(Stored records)
◆ ◆ ◆ ◆ ◆ ◆ ◆
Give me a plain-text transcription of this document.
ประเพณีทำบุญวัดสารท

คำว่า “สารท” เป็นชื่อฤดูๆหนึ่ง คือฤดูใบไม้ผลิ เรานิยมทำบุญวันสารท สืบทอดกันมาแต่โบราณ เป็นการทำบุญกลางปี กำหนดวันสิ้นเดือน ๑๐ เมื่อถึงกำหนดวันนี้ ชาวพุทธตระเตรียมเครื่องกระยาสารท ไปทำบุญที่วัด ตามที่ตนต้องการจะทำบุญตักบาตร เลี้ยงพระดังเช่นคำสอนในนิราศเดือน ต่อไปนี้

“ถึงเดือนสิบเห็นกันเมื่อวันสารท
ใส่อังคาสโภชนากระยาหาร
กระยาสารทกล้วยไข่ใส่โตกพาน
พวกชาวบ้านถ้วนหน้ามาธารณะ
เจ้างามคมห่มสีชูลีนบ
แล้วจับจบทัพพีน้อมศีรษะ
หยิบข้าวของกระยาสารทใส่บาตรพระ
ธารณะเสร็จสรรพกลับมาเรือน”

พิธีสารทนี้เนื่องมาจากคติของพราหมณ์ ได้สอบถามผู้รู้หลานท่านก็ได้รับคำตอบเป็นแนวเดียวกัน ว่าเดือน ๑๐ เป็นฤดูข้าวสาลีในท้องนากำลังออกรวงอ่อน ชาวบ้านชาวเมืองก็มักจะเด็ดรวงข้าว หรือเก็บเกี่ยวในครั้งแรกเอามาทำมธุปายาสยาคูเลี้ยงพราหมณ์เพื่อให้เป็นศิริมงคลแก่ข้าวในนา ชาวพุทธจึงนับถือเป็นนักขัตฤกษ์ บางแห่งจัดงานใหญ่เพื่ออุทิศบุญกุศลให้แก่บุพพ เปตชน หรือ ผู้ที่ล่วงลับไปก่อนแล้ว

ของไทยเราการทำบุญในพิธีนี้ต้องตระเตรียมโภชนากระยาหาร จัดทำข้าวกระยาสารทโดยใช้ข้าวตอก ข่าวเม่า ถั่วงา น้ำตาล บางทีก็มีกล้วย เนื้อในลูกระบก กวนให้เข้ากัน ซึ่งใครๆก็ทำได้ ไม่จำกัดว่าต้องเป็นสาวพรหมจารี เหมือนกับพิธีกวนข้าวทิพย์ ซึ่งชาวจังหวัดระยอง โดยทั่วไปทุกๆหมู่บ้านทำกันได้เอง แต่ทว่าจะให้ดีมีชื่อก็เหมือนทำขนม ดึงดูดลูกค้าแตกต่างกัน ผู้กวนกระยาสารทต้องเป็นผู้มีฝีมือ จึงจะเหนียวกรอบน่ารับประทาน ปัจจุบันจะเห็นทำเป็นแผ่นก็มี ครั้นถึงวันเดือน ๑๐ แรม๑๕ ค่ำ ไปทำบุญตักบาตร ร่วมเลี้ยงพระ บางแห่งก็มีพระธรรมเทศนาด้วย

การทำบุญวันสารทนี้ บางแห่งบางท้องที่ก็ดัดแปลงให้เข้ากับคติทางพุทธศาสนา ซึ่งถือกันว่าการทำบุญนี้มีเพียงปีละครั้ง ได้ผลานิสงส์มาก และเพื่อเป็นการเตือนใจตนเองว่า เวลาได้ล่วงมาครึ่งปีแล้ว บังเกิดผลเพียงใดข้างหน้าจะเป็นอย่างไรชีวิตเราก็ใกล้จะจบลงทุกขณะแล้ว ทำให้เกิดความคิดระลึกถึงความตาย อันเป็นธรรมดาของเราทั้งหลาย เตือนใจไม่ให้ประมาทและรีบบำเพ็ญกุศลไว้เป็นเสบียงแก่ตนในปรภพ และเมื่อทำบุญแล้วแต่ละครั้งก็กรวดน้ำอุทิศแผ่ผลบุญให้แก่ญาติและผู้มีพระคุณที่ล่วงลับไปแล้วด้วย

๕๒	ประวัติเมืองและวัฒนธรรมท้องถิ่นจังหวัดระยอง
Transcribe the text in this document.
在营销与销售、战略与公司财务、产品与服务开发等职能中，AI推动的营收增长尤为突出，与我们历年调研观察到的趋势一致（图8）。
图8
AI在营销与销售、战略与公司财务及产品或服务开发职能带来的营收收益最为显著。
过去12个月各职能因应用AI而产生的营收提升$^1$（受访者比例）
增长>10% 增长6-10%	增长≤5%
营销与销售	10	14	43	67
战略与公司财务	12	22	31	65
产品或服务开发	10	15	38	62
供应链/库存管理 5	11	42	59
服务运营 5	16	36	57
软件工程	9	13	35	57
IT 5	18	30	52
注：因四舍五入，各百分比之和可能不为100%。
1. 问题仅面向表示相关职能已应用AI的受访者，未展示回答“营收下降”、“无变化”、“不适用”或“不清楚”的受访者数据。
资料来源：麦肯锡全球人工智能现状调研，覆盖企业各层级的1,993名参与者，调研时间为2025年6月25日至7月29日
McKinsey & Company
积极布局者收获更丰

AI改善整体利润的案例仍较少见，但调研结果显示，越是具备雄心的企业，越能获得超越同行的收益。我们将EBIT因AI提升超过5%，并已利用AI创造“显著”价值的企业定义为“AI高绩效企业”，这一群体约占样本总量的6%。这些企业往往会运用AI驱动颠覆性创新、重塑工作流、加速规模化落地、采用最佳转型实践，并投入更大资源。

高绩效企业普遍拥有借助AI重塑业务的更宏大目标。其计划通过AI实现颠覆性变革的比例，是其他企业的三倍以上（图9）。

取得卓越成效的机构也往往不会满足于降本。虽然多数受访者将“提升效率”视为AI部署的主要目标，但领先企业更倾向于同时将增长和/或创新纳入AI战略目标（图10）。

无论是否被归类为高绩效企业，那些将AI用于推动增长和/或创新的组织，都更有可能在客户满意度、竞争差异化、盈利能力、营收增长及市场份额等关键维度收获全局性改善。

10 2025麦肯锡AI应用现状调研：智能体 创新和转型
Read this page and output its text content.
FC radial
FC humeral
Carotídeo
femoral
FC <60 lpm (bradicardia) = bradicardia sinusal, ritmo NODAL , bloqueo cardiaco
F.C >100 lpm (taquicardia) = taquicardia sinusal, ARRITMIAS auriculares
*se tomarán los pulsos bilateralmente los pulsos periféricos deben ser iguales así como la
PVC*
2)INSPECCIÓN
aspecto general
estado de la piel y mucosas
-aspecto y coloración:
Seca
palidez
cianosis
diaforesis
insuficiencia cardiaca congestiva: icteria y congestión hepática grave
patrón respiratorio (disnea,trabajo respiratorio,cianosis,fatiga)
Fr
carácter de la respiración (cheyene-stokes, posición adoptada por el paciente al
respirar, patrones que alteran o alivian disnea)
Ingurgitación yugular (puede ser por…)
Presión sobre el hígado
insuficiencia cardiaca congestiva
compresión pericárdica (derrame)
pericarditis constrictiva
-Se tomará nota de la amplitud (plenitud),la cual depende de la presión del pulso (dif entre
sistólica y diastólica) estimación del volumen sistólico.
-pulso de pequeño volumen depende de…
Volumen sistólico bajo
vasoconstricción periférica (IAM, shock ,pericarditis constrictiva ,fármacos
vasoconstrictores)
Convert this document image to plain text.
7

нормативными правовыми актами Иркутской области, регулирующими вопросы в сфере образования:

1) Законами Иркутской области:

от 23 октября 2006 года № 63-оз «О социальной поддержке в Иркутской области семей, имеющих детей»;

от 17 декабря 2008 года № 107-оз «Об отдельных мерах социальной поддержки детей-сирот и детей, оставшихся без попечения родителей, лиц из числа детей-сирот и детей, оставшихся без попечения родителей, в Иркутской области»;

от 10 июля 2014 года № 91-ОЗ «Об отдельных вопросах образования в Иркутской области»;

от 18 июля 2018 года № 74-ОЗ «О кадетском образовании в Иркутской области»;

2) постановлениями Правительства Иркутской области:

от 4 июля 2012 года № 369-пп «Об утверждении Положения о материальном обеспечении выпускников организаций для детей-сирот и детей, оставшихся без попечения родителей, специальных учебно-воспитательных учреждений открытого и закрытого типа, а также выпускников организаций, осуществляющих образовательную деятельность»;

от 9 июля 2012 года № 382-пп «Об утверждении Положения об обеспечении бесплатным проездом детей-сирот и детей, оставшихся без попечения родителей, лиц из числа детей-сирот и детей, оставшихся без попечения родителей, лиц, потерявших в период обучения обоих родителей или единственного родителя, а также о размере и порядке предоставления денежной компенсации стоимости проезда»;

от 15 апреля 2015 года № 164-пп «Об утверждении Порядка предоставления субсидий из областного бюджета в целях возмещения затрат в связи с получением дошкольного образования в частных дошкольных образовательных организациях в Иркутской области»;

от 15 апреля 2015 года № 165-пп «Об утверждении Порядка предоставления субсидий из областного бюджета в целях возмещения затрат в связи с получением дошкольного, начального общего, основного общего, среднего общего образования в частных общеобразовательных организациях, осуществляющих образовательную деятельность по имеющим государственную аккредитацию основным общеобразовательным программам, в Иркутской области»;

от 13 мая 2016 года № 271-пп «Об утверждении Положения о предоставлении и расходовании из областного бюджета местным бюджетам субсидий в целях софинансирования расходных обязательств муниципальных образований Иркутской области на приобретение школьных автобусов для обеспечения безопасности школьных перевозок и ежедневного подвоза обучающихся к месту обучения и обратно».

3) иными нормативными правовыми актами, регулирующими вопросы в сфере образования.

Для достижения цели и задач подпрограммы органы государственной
◆ ◆ ◆ ◆ ◆ ◆ ◆
▶ **Task objective**
Using the data above, copy each line that contains "sinusal".

▶ **Task response**
FC <60 lpm (bradicardia) = bradicardia sinusal, ritmo NODAL , bloqueo cardiaco
F.C >100 lpm (taquicardia) = taquicardia sinusal, ARRITMIAS auriculares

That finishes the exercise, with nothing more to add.